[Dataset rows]
--

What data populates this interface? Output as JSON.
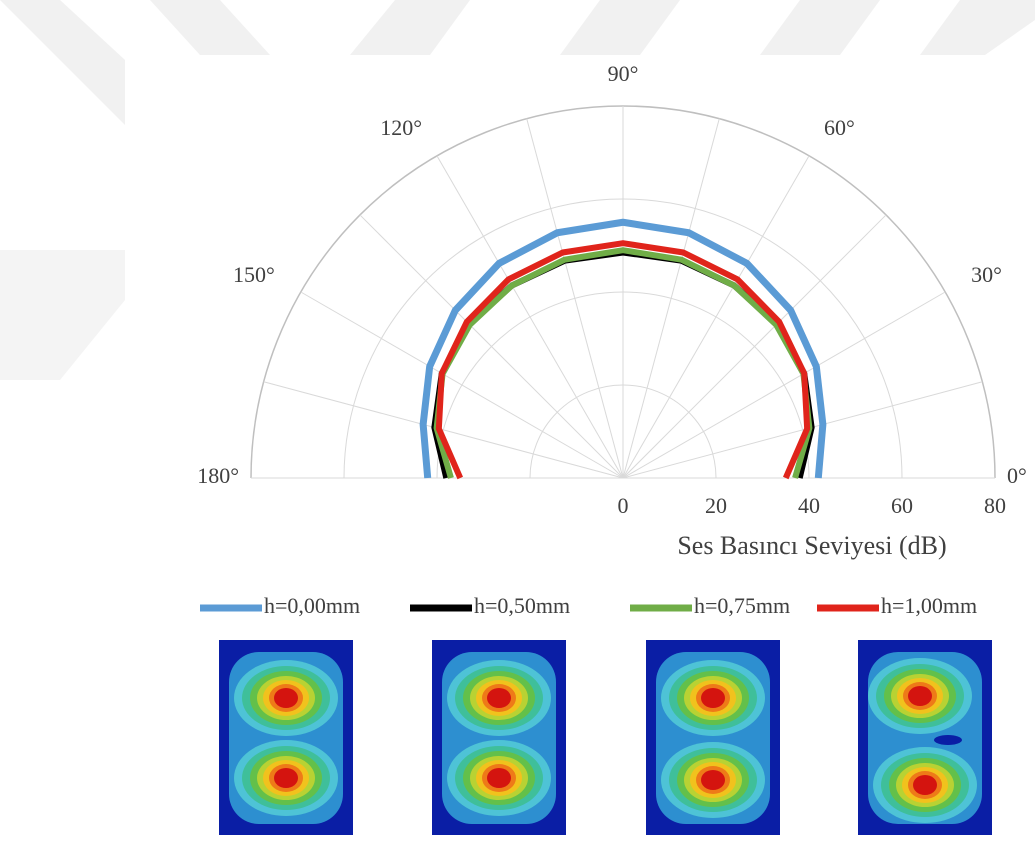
{
  "chart_data": {
    "type": "polar-line",
    "half": true,
    "theta": [
      0,
      15,
      30,
      45,
      60,
      75,
      90,
      105,
      120,
      135,
      150,
      165,
      180
    ],
    "series": [
      {
        "name": "h=0,00mm",
        "color": "#5b9bd5",
        "values": [
          42,
          44.5,
          48,
          51,
          53.3,
          54.6,
          55,
          54.6,
          53.3,
          51,
          48,
          44.5,
          42
        ]
      },
      {
        "name": "h=0,50mm",
        "color": "#000000",
        "values": [
          38,
          42,
          45,
          46.8,
          47.8,
          48.4,
          48.5,
          48.4,
          47.8,
          46.8,
          45,
          42,
          38
        ]
      },
      {
        "name": "h=0,75mm",
        "color": "#70ad47",
        "values": [
          37,
          41.5,
          44.8,
          46.6,
          47.8,
          48.6,
          49,
          48.6,
          47.8,
          46.6,
          44.8,
          41.5,
          37
        ]
      },
      {
        "name": "h=1,00mm",
        "color": "#e0241b",
        "values": [
          35,
          41,
          45,
          47.5,
          49.3,
          50.2,
          50.5,
          50.2,
          49.3,
          47.5,
          45,
          41,
          35
        ]
      }
    ],
    "rlim": [
      0,
      80
    ],
    "rticks": [
      0,
      20,
      40,
      60,
      80
    ],
    "thetaticks": [
      {
        "value": 0,
        "label": "0°"
      },
      {
        "value": 30,
        "label": "30°"
      },
      {
        "value": 60,
        "label": "60°"
      },
      {
        "value": 90,
        "label": "90°"
      },
      {
        "value": 120,
        "label": "120°"
      },
      {
        "value": 150,
        "label": "150°"
      },
      {
        "value": 180,
        "label": "180°"
      }
    ],
    "r_label": "Ses Basıncı Seviyesi (dB)",
    "grid": true,
    "legend": "bottom"
  }
}
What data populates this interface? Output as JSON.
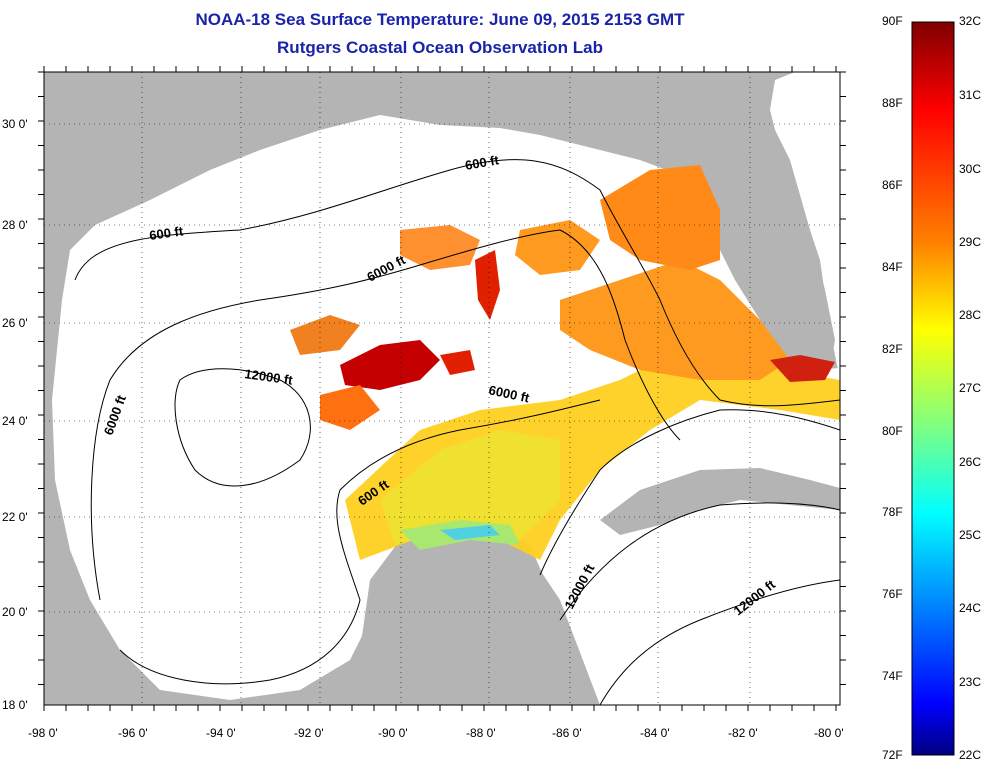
{
  "title": "NOAA-18 Sea Surface Temperature:  June 09, 2015 2153 GMT",
  "subtitle": "Rutgers Coastal Ocean Observation Lab",
  "map": {
    "lat_labels": [
      "30 0'",
      "28 0'",
      "26 0'",
      "24 0'",
      "22 0'",
      "20 0'",
      "18 0'"
    ],
    "lon_labels": [
      "-98 0'",
      "-96 0'",
      "-94 0'",
      "-92 0'",
      "-90 0'",
      "-88 0'",
      "-86 0'",
      "-84 0'",
      "-82 0'",
      "-80 0'"
    ],
    "depth_labels": [
      "600 ft",
      "600 ft",
      "6000 ft",
      "6000 ft",
      "12000 ft",
      "6000 ft",
      "600 ft",
      "12000 ft",
      "12000 ft"
    ],
    "colors": {
      "land": "#b4b4b4",
      "no_data": "#ffffff",
      "contour": "#000000",
      "title": "#1a24a8"
    }
  },
  "colorbar": {
    "fahrenheit": [
      "90F",
      "88F",
      "86F",
      "84F",
      "82F",
      "80F",
      "78F",
      "76F",
      "74F",
      "72F"
    ],
    "celsius": [
      "32C",
      "31C",
      "30C",
      "29C",
      "28C",
      "27C",
      "26C",
      "25C",
      "24C",
      "23C",
      "22C"
    ],
    "colors_top_to_bottom": [
      "#7f0000",
      "#ff0000",
      "#ff8000",
      "#ffff00",
      "#80ff80",
      "#00ffff",
      "#0080ff",
      "#0000ff",
      "#000080"
    ]
  }
}
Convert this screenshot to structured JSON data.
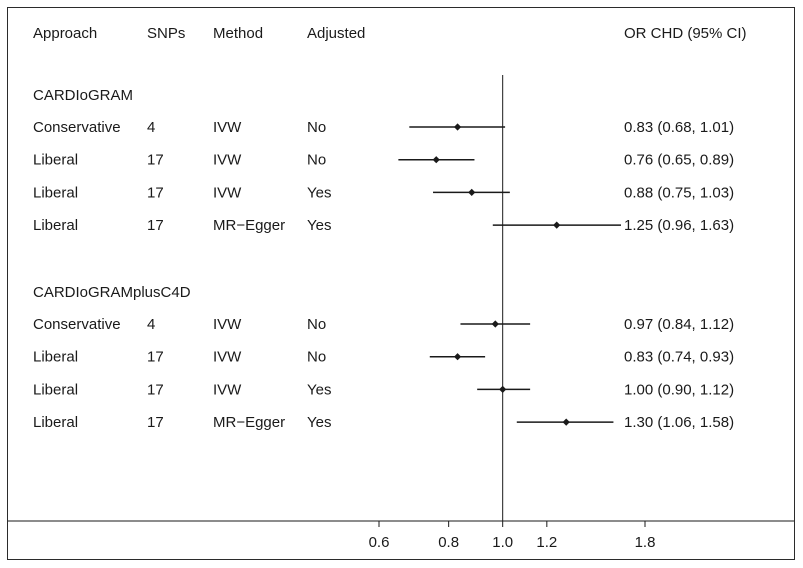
{
  "chart_data": {
    "type": "forest",
    "columns": {
      "approach": "Approach",
      "snps": "SNPs",
      "method": "Method",
      "adjusted": "Adjusted",
      "or": "OR CHD (95% CI)"
    },
    "x_scale": "log",
    "reference_line": 1.0,
    "x_ticks": [
      0.6,
      0.8,
      1.0,
      1.2,
      1.8
    ],
    "x_tick_labels": [
      "0.6",
      "0.8",
      "1.0",
      "1.2",
      "1.8"
    ],
    "xlim": [
      0.6,
      1.8
    ],
    "groups": [
      {
        "name": "CARDIoGRAM",
        "rows": [
          {
            "approach": "Conservative",
            "snps": "4",
            "method": "IVW",
            "adjusted": "No",
            "or": 0.83,
            "lo": 0.68,
            "hi": 1.01,
            "label": "0.83 (0.68, 1.01)"
          },
          {
            "approach": "Liberal",
            "snps": "17",
            "method": "IVW",
            "adjusted": "No",
            "or": 0.76,
            "lo": 0.65,
            "hi": 0.89,
            "label": "0.76 (0.65, 0.89)"
          },
          {
            "approach": "Liberal",
            "snps": "17",
            "method": "IVW",
            "adjusted": "Yes",
            "or": 0.88,
            "lo": 0.75,
            "hi": 1.03,
            "label": "0.88 (0.75, 1.03)"
          },
          {
            "approach": "Liberal",
            "snps": "17",
            "method": "MR−Egger",
            "adjusted": "Yes",
            "or": 1.25,
            "lo": 0.96,
            "hi": 1.63,
            "label": "1.25 (0.96, 1.63)"
          }
        ]
      },
      {
        "name": "CARDIoGRAMplusC4D",
        "rows": [
          {
            "approach": "Conservative",
            "snps": "4",
            "method": "IVW",
            "adjusted": "No",
            "or": 0.97,
            "lo": 0.84,
            "hi": 1.12,
            "label": "0.97 (0.84, 1.12)"
          },
          {
            "approach": "Liberal",
            "snps": "17",
            "method": "IVW",
            "adjusted": "No",
            "or": 0.83,
            "lo": 0.74,
            "hi": 0.93,
            "label": "0.83 (0.74, 0.93)"
          },
          {
            "approach": "Liberal",
            "snps": "17",
            "method": "IVW",
            "adjusted": "Yes",
            "or": 1.0,
            "lo": 0.9,
            "hi": 1.12,
            "label": "1.00 (0.90, 1.12)"
          },
          {
            "approach": "Liberal",
            "snps": "17",
            "method": "MR−Egger",
            "adjusted": "Yes",
            "or": 1.3,
            "lo": 1.06,
            "hi": 1.58,
            "label": "1.30 (1.06, 1.58)"
          }
        ]
      }
    ]
  }
}
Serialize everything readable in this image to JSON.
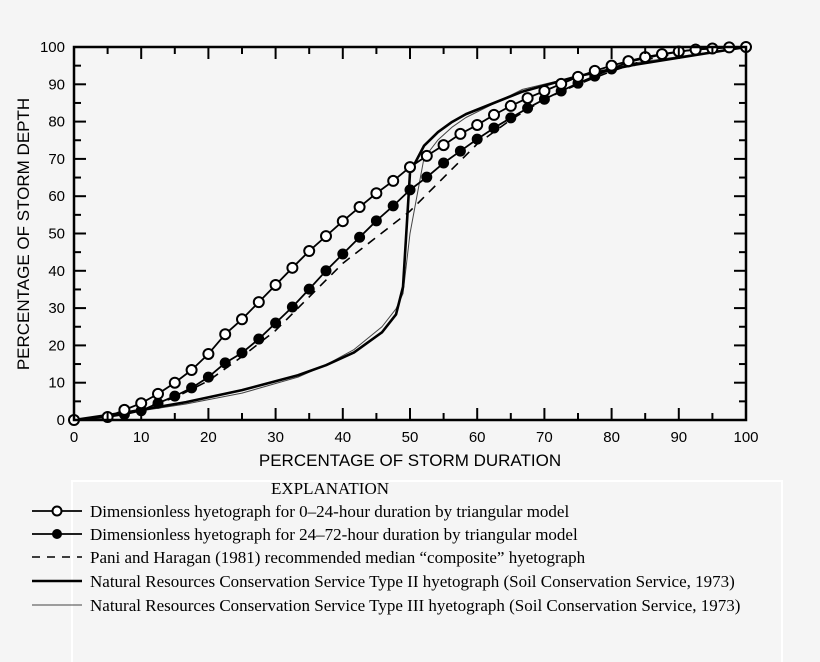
{
  "chart_data": {
    "type": "line",
    "title": "",
    "xlabel": "PERCENTAGE OF STORM DURATION",
    "ylabel": "PERCENTAGE OF STORM DEPTH",
    "xlim": [
      0,
      100
    ],
    "ylim": [
      0,
      100
    ],
    "xticks": [
      "0",
      "10",
      "20",
      "30",
      "40",
      "50",
      "60",
      "70",
      "80",
      "90",
      "100"
    ],
    "yticks": [
      "0",
      "10",
      "20",
      "30",
      "40",
      "50",
      "60",
      "70",
      "80",
      "90",
      "100"
    ],
    "grid": false,
    "legend_title": "EXPLANATION",
    "legend_position": "bottom",
    "series": [
      {
        "name": "Dimensionless hyetograph for 0–24-hour duration by triangular model",
        "style": "line-open-circles",
        "x": [
          0,
          5,
          7.5,
          10,
          12.5,
          15,
          17.5,
          20,
          22.5,
          25,
          27.5,
          30,
          32.5,
          35,
          37.5,
          40,
          42.5,
          45,
          47.5,
          50,
          52.5,
          55,
          57.5,
          60,
          62.5,
          65,
          67.5,
          70,
          72.5,
          75,
          77.5,
          80,
          82.5,
          85,
          87.5,
          90,
          92.5,
          95,
          97.5,
          100
        ],
        "y": [
          0,
          0.8,
          2.7,
          4.5,
          7,
          10,
          13.4,
          17.7,
          23,
          27,
          31.6,
          36.2,
          40.8,
          45.3,
          49.3,
          53.3,
          57.1,
          60.8,
          64.1,
          67.8,
          70.8,
          73.7,
          76.7,
          79.1,
          81.8,
          84.2,
          86.3,
          88.2,
          90.1,
          92,
          93.6,
          95,
          96.2,
          97.3,
          98.1,
          98.8,
          99.3,
          99.6,
          99.9,
          100
        ]
      },
      {
        "name": "Dimensionless hyetograph for 24–72-hour duration by triangular model",
        "style": "line-filled-circles",
        "x": [
          0,
          5,
          7.5,
          10,
          12.5,
          15,
          17.5,
          20,
          22.5,
          25,
          27.5,
          30,
          32.5,
          35,
          37.5,
          40,
          42.5,
          45,
          47.5,
          50,
          52.5,
          55,
          57.5,
          60,
          62.5,
          65,
          67.5,
          70,
          72.5,
          75,
          77.5,
          80,
          82.5,
          85,
          87.5,
          90,
          92.5,
          95,
          97.5,
          100
        ],
        "y": [
          0,
          0.8,
          1.5,
          2.5,
          4.5,
          6.4,
          8.6,
          11.5,
          15.3,
          18,
          21.7,
          26,
          30.3,
          35.1,
          40,
          44.5,
          49,
          53.4,
          57.4,
          61.7,
          65.1,
          68.9,
          72.1,
          75.3,
          78.3,
          81,
          83.6,
          86,
          88.2,
          90.3,
          92.2,
          94.1,
          96,
          97,
          98,
          98.7,
          99.4,
          99.6,
          99.9,
          100
        ]
      },
      {
        "name": "Pani and Haragan (1981) recommended median “composite” hyetograph",
        "style": "dashed",
        "x": [
          0,
          5,
          10,
          15,
          20,
          25,
          30,
          35,
          40,
          45,
          50,
          55,
          60,
          65,
          70,
          75,
          80,
          85,
          90,
          95,
          100
        ],
        "y": [
          0,
          1,
          3,
          6,
          10.5,
          17,
          24,
          33,
          42,
          49,
          56,
          65,
          74,
          80.5,
          86,
          90,
          93.5,
          96.5,
          98.5,
          99.5,
          100
        ]
      },
      {
        "name": "Natural Resources Conservation Service Type II hyetograph (Soil Conservation Service, 1973)",
        "style": "thick",
        "x": [
          0,
          8.33,
          16.67,
          25,
          33.33,
          37.5,
          41.67,
          45.83,
          47.92,
          48.96,
          50,
          52.08,
          54.17,
          56.25,
          58.33,
          66.67,
          75,
          83.33,
          100
        ],
        "y": [
          0,
          2.2,
          4.8,
          8,
          12,
          14.7,
          18.1,
          23.5,
          28.3,
          35.7,
          66.3,
          73.5,
          77.2,
          79.9,
          82,
          88,
          92.2,
          95.2,
          100
        ]
      },
      {
        "name": "Natural Resources Conservation Service Type III hyetograph (Soil Conservation Service, 1973)",
        "style": "thin",
        "x": [
          0,
          8.33,
          16.67,
          25,
          33.33,
          37.5,
          41.67,
          45.83,
          47.92,
          48.96,
          50,
          52.08,
          54.17,
          56.25,
          58.33,
          66.67,
          75,
          83.33,
          100
        ],
        "y": [
          0,
          2,
          4.3,
          7.2,
          11.5,
          14.8,
          18.9,
          25,
          29.8,
          33.9,
          50,
          70.2,
          75.1,
          78.5,
          81.1,
          88.6,
          92.2,
          95.7,
          100
        ]
      }
    ]
  }
}
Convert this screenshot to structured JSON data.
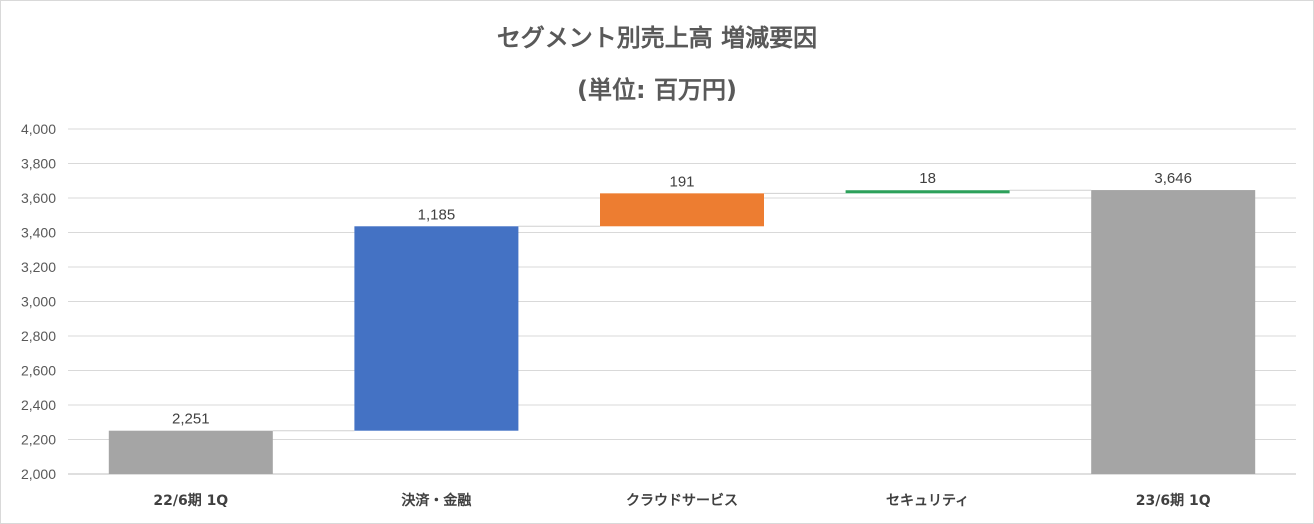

--

_Task to complete_
Report all lines of the data that include the word "model".

_The result_
        "name": "Dimensionless hyetograph for 0–24-hour duration by triangular model",
        "name": "Dimensionless hyetograph for 24–72-hour duration by triangular model",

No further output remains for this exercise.